* _EXERCISE DATA_:
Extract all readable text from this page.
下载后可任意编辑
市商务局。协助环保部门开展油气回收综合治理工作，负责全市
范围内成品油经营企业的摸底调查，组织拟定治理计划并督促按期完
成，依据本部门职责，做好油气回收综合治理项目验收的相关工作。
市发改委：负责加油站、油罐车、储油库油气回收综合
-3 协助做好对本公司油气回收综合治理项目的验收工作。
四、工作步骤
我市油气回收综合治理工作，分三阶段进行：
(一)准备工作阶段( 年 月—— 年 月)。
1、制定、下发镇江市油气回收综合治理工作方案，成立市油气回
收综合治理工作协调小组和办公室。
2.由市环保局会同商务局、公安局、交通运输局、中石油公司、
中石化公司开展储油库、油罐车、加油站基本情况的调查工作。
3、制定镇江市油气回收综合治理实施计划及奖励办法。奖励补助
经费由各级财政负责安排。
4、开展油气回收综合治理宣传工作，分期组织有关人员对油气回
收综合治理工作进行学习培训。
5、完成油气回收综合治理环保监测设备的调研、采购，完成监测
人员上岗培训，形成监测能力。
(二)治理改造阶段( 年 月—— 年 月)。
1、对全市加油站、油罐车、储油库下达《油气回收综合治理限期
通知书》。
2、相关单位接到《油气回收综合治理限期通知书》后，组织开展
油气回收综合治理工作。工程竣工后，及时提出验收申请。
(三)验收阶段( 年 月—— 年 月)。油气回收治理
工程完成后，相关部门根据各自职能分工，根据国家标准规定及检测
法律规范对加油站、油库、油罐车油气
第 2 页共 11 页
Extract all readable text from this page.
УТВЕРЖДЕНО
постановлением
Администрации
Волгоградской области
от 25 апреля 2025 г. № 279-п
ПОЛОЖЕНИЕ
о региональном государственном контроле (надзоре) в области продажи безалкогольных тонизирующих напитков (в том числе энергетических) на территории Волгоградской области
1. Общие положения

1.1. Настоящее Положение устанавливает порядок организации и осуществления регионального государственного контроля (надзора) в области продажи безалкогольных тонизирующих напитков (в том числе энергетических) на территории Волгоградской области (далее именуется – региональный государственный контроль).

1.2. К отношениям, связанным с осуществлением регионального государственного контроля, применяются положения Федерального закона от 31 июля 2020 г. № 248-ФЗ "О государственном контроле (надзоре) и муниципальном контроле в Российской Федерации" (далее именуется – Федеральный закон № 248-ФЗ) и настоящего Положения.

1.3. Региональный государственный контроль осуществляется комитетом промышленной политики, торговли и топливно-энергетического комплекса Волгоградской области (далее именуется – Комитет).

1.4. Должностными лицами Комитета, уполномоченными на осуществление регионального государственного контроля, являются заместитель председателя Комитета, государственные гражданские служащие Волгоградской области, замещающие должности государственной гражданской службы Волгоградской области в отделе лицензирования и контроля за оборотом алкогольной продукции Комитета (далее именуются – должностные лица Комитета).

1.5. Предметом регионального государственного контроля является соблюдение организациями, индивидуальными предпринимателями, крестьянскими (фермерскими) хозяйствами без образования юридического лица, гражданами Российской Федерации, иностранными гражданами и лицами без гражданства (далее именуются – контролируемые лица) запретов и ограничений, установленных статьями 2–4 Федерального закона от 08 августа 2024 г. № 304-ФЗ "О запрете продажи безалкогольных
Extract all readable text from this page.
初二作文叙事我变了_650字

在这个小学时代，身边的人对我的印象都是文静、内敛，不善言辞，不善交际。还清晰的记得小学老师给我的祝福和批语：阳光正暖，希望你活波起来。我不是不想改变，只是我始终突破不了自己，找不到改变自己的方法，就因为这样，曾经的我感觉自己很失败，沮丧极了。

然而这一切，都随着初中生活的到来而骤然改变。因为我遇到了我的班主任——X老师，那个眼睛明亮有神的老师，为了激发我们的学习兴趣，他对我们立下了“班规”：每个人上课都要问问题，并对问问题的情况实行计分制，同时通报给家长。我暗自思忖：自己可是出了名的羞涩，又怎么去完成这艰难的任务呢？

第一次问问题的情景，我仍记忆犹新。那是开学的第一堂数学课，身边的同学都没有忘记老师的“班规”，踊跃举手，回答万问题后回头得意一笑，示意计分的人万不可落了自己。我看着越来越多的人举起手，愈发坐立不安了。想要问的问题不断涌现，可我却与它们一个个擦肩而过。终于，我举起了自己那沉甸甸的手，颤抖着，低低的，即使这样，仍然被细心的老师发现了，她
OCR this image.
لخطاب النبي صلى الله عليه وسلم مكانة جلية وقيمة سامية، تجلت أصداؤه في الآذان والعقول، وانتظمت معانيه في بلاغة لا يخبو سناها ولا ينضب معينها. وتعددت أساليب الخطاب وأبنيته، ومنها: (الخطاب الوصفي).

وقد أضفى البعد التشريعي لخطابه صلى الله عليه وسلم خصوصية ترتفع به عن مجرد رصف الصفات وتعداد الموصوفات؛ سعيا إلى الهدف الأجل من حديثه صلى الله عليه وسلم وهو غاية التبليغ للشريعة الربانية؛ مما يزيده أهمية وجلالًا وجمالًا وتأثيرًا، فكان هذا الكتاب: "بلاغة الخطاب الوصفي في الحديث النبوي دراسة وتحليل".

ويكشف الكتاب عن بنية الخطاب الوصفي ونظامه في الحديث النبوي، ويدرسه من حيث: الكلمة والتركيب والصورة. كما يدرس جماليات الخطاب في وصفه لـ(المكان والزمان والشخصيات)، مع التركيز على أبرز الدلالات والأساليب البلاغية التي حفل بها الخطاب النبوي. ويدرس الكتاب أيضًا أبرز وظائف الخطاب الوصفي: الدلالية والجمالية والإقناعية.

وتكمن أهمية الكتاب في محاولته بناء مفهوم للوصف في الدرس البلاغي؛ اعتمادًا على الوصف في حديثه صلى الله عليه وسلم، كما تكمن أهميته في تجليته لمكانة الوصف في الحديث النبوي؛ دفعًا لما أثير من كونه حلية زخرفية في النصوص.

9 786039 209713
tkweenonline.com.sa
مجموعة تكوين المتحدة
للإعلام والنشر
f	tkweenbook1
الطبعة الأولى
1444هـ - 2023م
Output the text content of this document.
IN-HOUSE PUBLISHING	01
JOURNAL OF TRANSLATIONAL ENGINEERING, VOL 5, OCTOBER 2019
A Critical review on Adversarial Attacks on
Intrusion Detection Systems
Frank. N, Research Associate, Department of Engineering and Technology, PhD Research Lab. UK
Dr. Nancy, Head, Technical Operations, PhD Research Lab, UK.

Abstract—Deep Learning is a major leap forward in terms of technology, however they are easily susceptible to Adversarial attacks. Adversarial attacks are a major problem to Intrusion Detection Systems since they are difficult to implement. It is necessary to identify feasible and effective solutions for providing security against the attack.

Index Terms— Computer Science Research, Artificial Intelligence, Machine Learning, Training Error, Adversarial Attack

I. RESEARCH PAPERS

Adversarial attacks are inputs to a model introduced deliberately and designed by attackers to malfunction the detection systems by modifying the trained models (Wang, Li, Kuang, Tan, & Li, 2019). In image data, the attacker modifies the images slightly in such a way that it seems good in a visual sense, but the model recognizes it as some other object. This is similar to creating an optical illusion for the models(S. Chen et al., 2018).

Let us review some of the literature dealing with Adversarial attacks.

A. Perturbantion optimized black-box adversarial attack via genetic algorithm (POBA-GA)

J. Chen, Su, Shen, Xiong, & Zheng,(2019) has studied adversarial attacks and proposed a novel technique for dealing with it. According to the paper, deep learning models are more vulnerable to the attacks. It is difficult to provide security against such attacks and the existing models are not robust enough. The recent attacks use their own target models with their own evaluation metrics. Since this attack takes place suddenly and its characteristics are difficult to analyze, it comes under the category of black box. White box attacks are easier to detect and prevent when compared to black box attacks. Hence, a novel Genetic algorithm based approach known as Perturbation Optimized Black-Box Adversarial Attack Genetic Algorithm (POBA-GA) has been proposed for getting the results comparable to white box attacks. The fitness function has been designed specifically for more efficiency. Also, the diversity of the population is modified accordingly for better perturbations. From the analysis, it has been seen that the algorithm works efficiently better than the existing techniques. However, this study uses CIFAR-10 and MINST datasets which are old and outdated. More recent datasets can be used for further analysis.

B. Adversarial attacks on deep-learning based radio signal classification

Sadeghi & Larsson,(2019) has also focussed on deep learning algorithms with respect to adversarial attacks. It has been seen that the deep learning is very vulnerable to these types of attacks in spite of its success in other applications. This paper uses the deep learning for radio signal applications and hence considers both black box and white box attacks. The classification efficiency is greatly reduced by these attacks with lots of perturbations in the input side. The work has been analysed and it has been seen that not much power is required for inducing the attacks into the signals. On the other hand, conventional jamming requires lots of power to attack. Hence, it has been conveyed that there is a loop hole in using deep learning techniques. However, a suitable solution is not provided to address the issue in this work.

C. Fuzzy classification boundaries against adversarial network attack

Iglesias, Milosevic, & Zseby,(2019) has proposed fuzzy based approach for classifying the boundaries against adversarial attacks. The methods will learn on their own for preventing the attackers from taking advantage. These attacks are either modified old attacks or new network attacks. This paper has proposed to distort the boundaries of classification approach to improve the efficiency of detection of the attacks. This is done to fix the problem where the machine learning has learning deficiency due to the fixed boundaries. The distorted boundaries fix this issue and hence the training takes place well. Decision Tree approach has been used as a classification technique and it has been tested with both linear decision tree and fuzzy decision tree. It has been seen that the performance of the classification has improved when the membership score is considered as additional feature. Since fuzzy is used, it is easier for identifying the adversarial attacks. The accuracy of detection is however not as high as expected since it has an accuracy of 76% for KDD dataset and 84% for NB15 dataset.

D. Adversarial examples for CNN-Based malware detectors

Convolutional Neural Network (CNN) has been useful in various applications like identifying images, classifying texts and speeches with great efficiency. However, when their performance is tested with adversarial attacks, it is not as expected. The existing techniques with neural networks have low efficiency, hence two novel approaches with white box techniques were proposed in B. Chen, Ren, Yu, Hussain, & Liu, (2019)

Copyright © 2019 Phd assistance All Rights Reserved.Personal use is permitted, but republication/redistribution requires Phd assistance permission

* _REQUIREMENTS_:
Return each line where "review" shows up.

* _RESULT FOR THIS EXERCISE_:
A Critical review on Adversarial Attacks on
Let us review some of the literature dealing with Adversarial attacks.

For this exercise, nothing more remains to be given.